Your task
Send each entry back exactly as given, pictures excluded.

Dataset excerpts
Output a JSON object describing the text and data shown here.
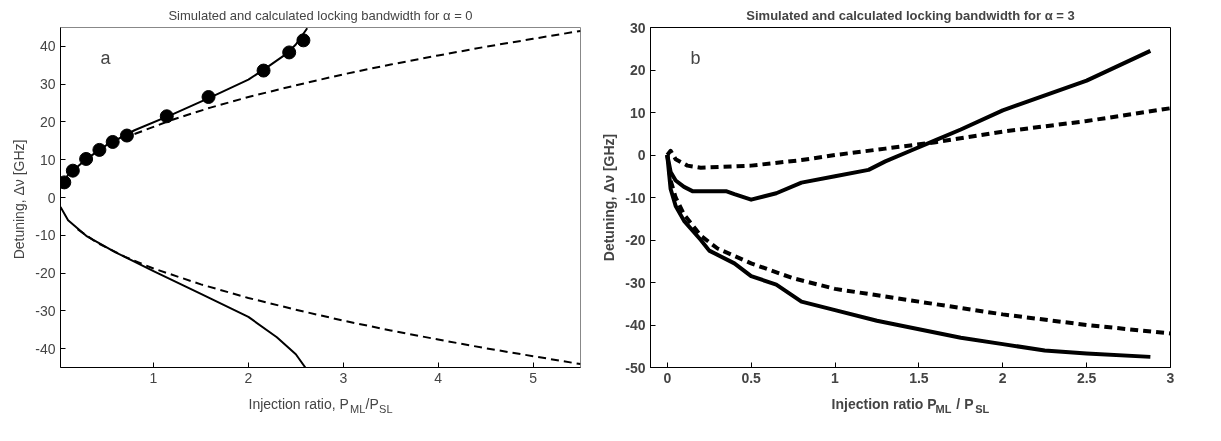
{
  "chart_data": [
    {
      "type": "line",
      "title": "Simulated and calculated locking bandwidth for α = 0",
      "xlabel": "Injection ratio, P$_{ML}$/P$_{SL}$",
      "ylabel": "Detuning, Δν  [GHz]",
      "annotations": [
        "a"
      ],
      "xlim": [
        0.02,
        5.5
      ],
      "ylim": [
        -45,
        45
      ],
      "xticks": [
        1,
        2,
        3,
        4,
        5
      ],
      "yticks": [
        -40,
        -30,
        -20,
        -10,
        0,
        10,
        20,
        30,
        40
      ],
      "grid": false,
      "series": [
        {
          "color": "#000000",
          "line_style": "solid",
          "x": [
            0.02,
            0.1,
            0.3,
            0.5,
            0.8,
            1.2,
            1.6,
            2.0,
            2.2,
            2.4,
            2.5,
            2.62
          ],
          "values": [
            2.5,
            6,
            10.3,
            13.8,
            17.8,
            22,
            26.5,
            31.2,
            34.5,
            38,
            40.5,
            44.8
          ]
        },
        {
          "color": "#000000",
          "line_style": "solid",
          "x": [
            0.02,
            0.1,
            0.3,
            0.6,
            1.0,
            1.5,
            2.0,
            2.3,
            2.5,
            2.6
          ],
          "values": [
            -2.5,
            -6,
            -10.3,
            -14.5,
            -19.5,
            -25.5,
            -31.6,
            -37,
            -41.5,
            -45
          ]
        },
        {
          "color": "#000000",
          "line_style": "dashed",
          "x": [
            0.8,
            1.2,
            1.6,
            2.0,
            2.5,
            3.0,
            3.5,
            4.0,
            4.5,
            5.0,
            5.5
          ],
          "values": [
            16.8,
            20.6,
            23.8,
            26.6,
            29.7,
            32.6,
            35.2,
            37.6,
            39.9,
            42,
            44.1
          ]
        },
        {
          "color": "#000000",
          "line_style": "dashed",
          "x": [
            0.2,
            0.4,
            0.7,
            1.0,
            1.5,
            2.0,
            2.5,
            3.0,
            3.5,
            4.0,
            4.5,
            5.0,
            5.5
          ],
          "values": [
            -8.4,
            -11.9,
            -15.7,
            -18.8,
            -23,
            -26.6,
            -29.7,
            -32.6,
            -35.2,
            -37.6,
            -39.9,
            -42,
            -44.1
          ]
        },
        {
          "type": "scatter",
          "color": "#000000",
          "marker": "circle",
          "x": [
            0.06,
            0.15,
            0.29,
            0.43,
            0.57,
            0.72,
            1.14,
            1.58,
            2.16,
            2.43,
            2.58
          ],
          "values": [
            4,
            7.1,
            10.2,
            12.6,
            14.7,
            16.4,
            21.5,
            26.6,
            33.6,
            38.4,
            41.6
          ]
        }
      ]
    },
    {
      "type": "line",
      "title": "Simulated and calculated locking bandwidth for α = 3",
      "xlabel": "Injection ratio P$_{ML}$ / P$_{SL}$",
      "ylabel": "Detuning, Δν [GHz]",
      "annotations": [
        "b"
      ],
      "xlim": [
        -0.1,
        3
      ],
      "ylim": [
        -50,
        30
      ],
      "xticks": [
        0,
        0.5,
        1,
        1.5,
        2,
        2.5,
        3
      ],
      "yticks": [
        -50,
        -40,
        -30,
        -20,
        -10,
        0,
        10,
        20,
        30
      ],
      "grid": false,
      "series": [
        {
          "color": "#000000",
          "line_style": "solid",
          "x": [
            0,
            0.02,
            0.05,
            0.1,
            0.15,
            0.35,
            0.4,
            0.5,
            0.65,
            0.8,
            1.0,
            1.2,
            1.3,
            1.45,
            1.6,
            1.75,
            2.0,
            2.5,
            2.88
          ],
          "values": [
            0,
            -4,
            -6,
            -7.5,
            -8.5,
            -8.5,
            -9.2,
            -10.5,
            -9,
            -6.5,
            -5,
            -3.5,
            -1.5,
            1,
            3.5,
            6,
            10.5,
            17.5,
            24.5
          ]
        },
        {
          "color": "#000000",
          "line_style": "dashed",
          "x": [
            0,
            0.02,
            0.05,
            0.12,
            0.2,
            0.5,
            0.8,
            1.0,
            1.3,
            1.6,
            2.0,
            2.5,
            3.0
          ],
          "values": [
            0,
            1,
            -1,
            -2.5,
            -3,
            -2.5,
            -1.2,
            0,
            1.5,
            3,
            5.5,
            8,
            11
          ]
        },
        {
          "color": "#000000",
          "line_style": "solid",
          "x": [
            0,
            0.02,
            0.05,
            0.1,
            0.2,
            0.25,
            0.4,
            0.5,
            0.65,
            0.8,
            1.0,
            1.25,
            1.5,
            1.75,
            2.0,
            2.25,
            2.5,
            2.88
          ],
          "values": [
            0,
            -8,
            -12,
            -15.5,
            -20,
            -22.5,
            -25.5,
            -28.5,
            -30.5,
            -34.5,
            -36.5,
            -39,
            -41,
            -43,
            -44.5,
            -46,
            -46.7,
            -47.5
          ]
        },
        {
          "color": "#000000",
          "line_style": "dashed",
          "x": [
            0,
            0.02,
            0.05,
            0.1,
            0.2,
            0.3,
            0.5,
            0.75,
            1.0,
            1.5,
            2.0,
            2.5,
            3.0
          ],
          "values": [
            0,
            -6,
            -10,
            -14,
            -19,
            -22,
            -25.5,
            -29,
            -31.5,
            -34.5,
            -37.5,
            -40,
            -42
          ]
        }
      ]
    }
  ]
}
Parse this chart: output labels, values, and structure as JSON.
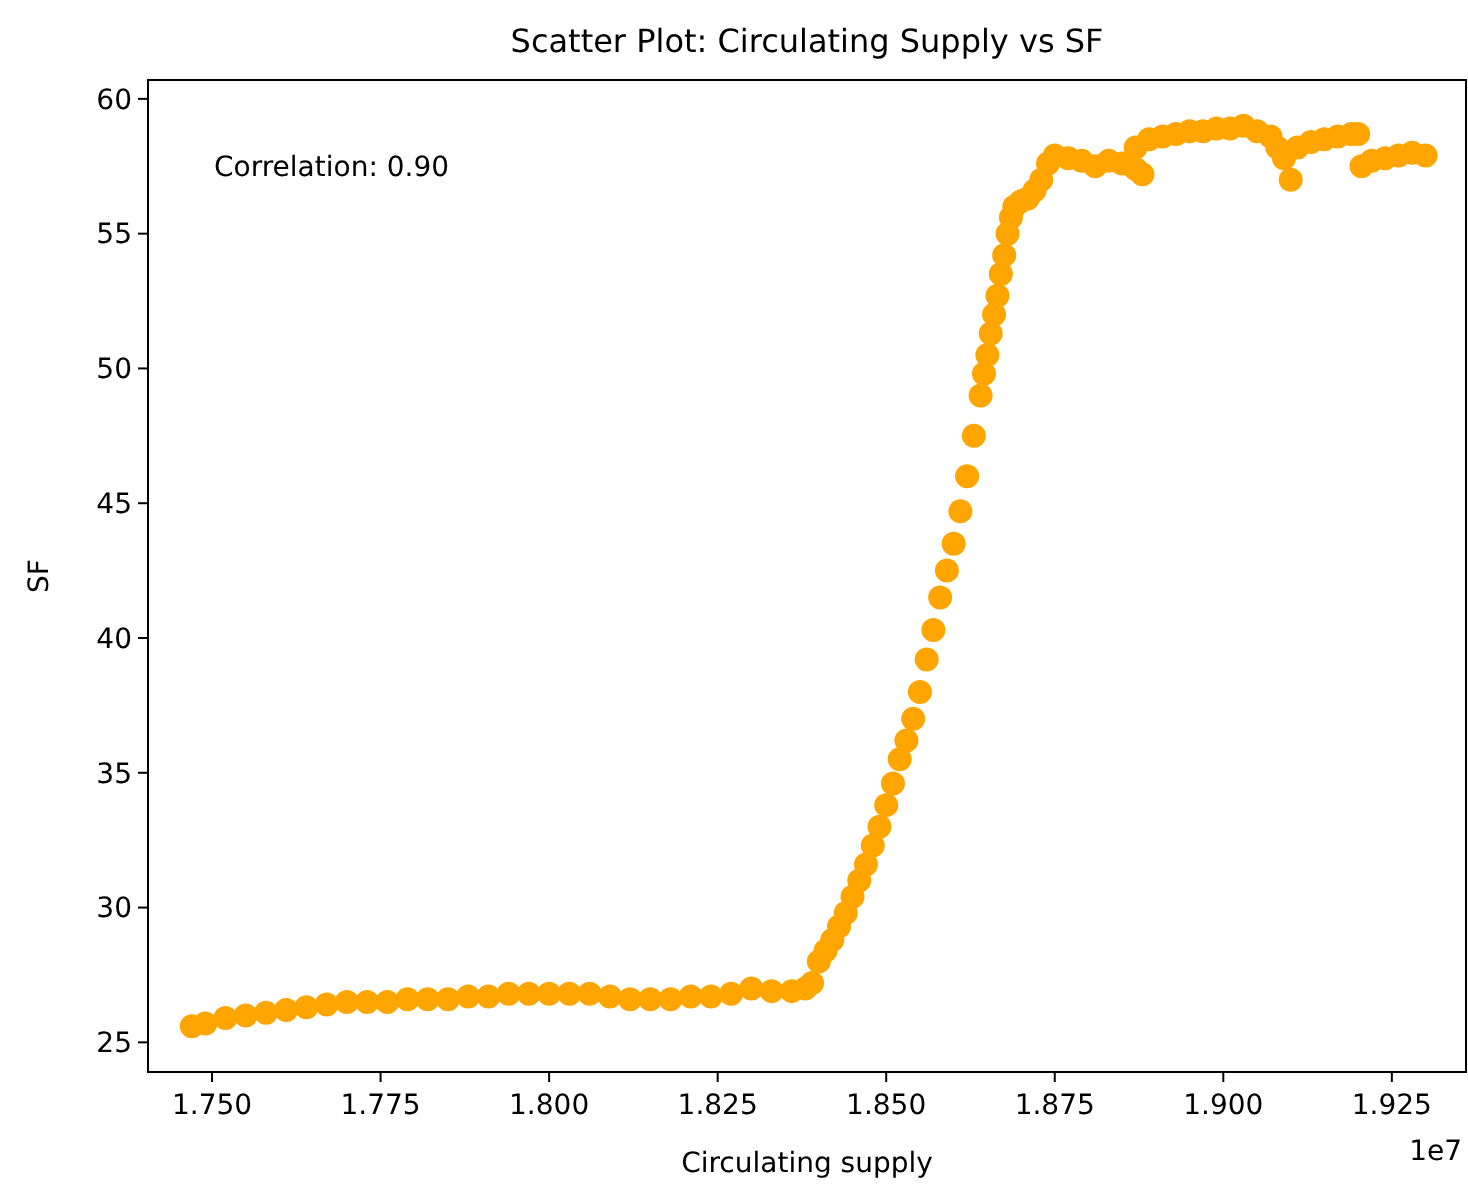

Reply
Output a JSON object describing the text and data shown here.
{
  "chart_data": [
    {
      "type": "line",
      "title": "Simulated and calculated locking bandwidth for α = 0",
      "xlabel": "Injection ratio, P$_{ML}$/P$_{SL}$",
      "ylabel": "Detuning, Δν  [GHz]",
      "annotations": [
        "a"
      ],
      "xlim": [
        0.02,
        5.5
      ],
      "ylim": [
        -45,
        45
      ],
      "xticks": [
        1,
        2,
        3,
        4,
        5
      ],
      "yticks": [
        -40,
        -30,
        -20,
        -10,
        0,
        10,
        20,
        30,
        40
      ],
      "grid": false,
      "series": [
        {
          "color": "#000000",
          "line_style": "solid",
          "x": [
            0.02,
            0.1,
            0.3,
            0.5,
            0.8,
            1.2,
            1.6,
            2.0,
            2.2,
            2.4,
            2.5,
            2.62
          ],
          "values": [
            2.5,
            6,
            10.3,
            13.8,
            17.8,
            22,
            26.5,
            31.2,
            34.5,
            38,
            40.5,
            44.8
          ]
        },
        {
          "color": "#000000",
          "line_style": "solid",
          "x": [
            0.02,
            0.1,
            0.3,
            0.6,
            1.0,
            1.5,
            2.0,
            2.3,
            2.5,
            2.6
          ],
          "values": [
            -2.5,
            -6,
            -10.3,
            -14.5,
            -19.5,
            -25.5,
            -31.6,
            -37,
            -41.5,
            -45
          ]
        },
        {
          "color": "#000000",
          "line_style": "dashed",
          "x": [
            0.8,
            1.2,
            1.6,
            2.0,
            2.5,
            3.0,
            3.5,
            4.0,
            4.5,
            5.0,
            5.5
          ],
          "values": [
            16.8,
            20.6,
            23.8,
            26.6,
            29.7,
            32.6,
            35.2,
            37.6,
            39.9,
            42,
            44.1
          ]
        },
        {
          "color": "#000000",
          "line_style": "dashed",
          "x": [
            0.2,
            0.4,
            0.7,
            1.0,
            1.5,
            2.0,
            2.5,
            3.0,
            3.5,
            4.0,
            4.5,
            5.0,
            5.5
          ],
          "values": [
            -8.4,
            -11.9,
            -15.7,
            -18.8,
            -23,
            -26.6,
            -29.7,
            -32.6,
            -35.2,
            -37.6,
            -39.9,
            -42,
            -44.1
          ]
        },
        {
          "type": "scatter",
          "color": "#000000",
          "marker": "circle",
          "x": [
            0.06,
            0.15,
            0.29,
            0.43,
            0.57,
            0.72,
            1.14,
            1.58,
            2.16,
            2.43,
            2.58
          ],
          "values": [
            4,
            7.1,
            10.2,
            12.6,
            14.7,
            16.4,
            21.5,
            26.6,
            33.6,
            38.4,
            41.6
          ]
        }
      ]
    },
    {
      "type": "line",
      "title": "Simulated and calculated locking bandwidth for α = 3",
      "xlabel": "Injection ratio P$_{ML}$ / P$_{SL}$",
      "ylabel": "Detuning, Δν [GHz]",
      "annotations": [
        "b"
      ],
      "xlim": [
        -0.1,
        3
      ],
      "ylim": [
        -50,
        30
      ],
      "xticks": [
        0,
        0.5,
        1,
        1.5,
        2,
        2.5,
        3
      ],
      "yticks": [
        -50,
        -40,
        -30,
        -20,
        -10,
        0,
        10,
        20,
        30
      ],
      "grid": false,
      "series": [
        {
          "color": "#000000",
          "line_style": "solid",
          "x": [
            0,
            0.02,
            0.05,
            0.1,
            0.15,
            0.35,
            0.4,
            0.5,
            0.65,
            0.8,
            1.0,
            1.2,
            1.3,
            1.45,
            1.6,
            1.75,
            2.0,
            2.5,
            2.88
          ],
          "values": [
            0,
            -4,
            -6,
            -7.5,
            -8.5,
            -8.5,
            -9.2,
            -10.5,
            -9,
            -6.5,
            -5,
            -3.5,
            -1.5,
            1,
            3.5,
            6,
            10.5,
            17.5,
            24.5
          ]
        },
        {
          "color": "#000000",
          "line_style": "dashed",
          "x": [
            0,
            0.02,
            0.05,
            0.12,
            0.2,
            0.5,
            0.8,
            1.0,
            1.3,
            1.6,
            2.0,
            2.5,
            3.0
          ],
          "values": [
            0,
            1,
            -1,
            -2.5,
            -3,
            -2.5,
            -1.2,
            0,
            1.5,
            3,
            5.5,
            8,
            11
          ]
        },
        {
          "color": "#000000",
          "line_style": "solid",
          "x": [
            0,
            0.02,
            0.05,
            0.1,
            0.2,
            0.25,
            0.4,
            0.5,
            0.65,
            0.8,
            1.0,
            1.25,
            1.5,
            1.75,
            2.0,
            2.25,
            2.5,
            2.88
          ],
          "values": [
            0,
            -8,
            -12,
            -15.5,
            -20,
            -22.5,
            -25.5,
            -28.5,
            -30.5,
            -34.5,
            -36.5,
            -39,
            -41,
            -43,
            -44.5,
            -46,
            -46.7,
            -47.5
          ]
        },
        {
          "color": "#000000",
          "line_style": "dashed",
          "x": [
            0,
            0.02,
            0.05,
            0.1,
            0.2,
            0.3,
            0.5,
            0.75,
            1.0,
            1.5,
            2.0,
            2.5,
            3.0
          ],
          "values": [
            0,
            -6,
            -10,
            -14,
            -19,
            -22,
            -25.5,
            -29,
            -31.5,
            -34.5,
            -37.5,
            -40,
            -42
          ]
        }
      ]
    }
  ]
}
Parse this chart: output labels, values, and structure as JSON.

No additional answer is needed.